#### [WHAT YOU NEED TO DO]
Each line that holds the word "Teilgrundstück" counts once. Give the total number of such lines and nothing else.

#### [SOURCE DATA]
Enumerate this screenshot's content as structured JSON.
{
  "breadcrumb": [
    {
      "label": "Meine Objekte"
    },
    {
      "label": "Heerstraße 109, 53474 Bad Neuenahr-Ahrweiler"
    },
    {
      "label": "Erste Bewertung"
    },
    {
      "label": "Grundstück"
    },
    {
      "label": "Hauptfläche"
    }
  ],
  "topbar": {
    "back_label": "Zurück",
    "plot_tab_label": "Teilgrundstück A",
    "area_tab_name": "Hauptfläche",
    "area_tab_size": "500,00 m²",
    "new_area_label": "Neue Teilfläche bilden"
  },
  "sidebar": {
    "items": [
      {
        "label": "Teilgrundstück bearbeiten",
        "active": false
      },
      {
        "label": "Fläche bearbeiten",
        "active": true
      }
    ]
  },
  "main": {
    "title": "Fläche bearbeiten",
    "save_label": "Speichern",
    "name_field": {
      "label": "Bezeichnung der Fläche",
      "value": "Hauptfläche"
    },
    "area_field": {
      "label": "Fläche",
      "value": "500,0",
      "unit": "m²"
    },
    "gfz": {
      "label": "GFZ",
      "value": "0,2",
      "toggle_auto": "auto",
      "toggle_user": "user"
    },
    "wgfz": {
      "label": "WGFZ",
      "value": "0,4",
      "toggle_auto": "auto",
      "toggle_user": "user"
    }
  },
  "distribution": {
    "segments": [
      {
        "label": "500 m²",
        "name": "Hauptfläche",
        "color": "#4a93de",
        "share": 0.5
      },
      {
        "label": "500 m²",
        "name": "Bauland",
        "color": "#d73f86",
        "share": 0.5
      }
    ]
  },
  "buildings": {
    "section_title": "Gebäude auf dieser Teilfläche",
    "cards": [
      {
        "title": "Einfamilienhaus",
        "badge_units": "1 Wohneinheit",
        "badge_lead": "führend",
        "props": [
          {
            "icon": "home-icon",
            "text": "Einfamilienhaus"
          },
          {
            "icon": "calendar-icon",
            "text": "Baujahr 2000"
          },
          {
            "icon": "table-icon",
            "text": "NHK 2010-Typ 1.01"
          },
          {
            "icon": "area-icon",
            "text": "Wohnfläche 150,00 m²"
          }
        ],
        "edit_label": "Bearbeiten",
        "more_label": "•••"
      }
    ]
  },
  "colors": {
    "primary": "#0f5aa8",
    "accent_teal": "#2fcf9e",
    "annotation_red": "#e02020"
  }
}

#### [COMPLETE ANSWER]
2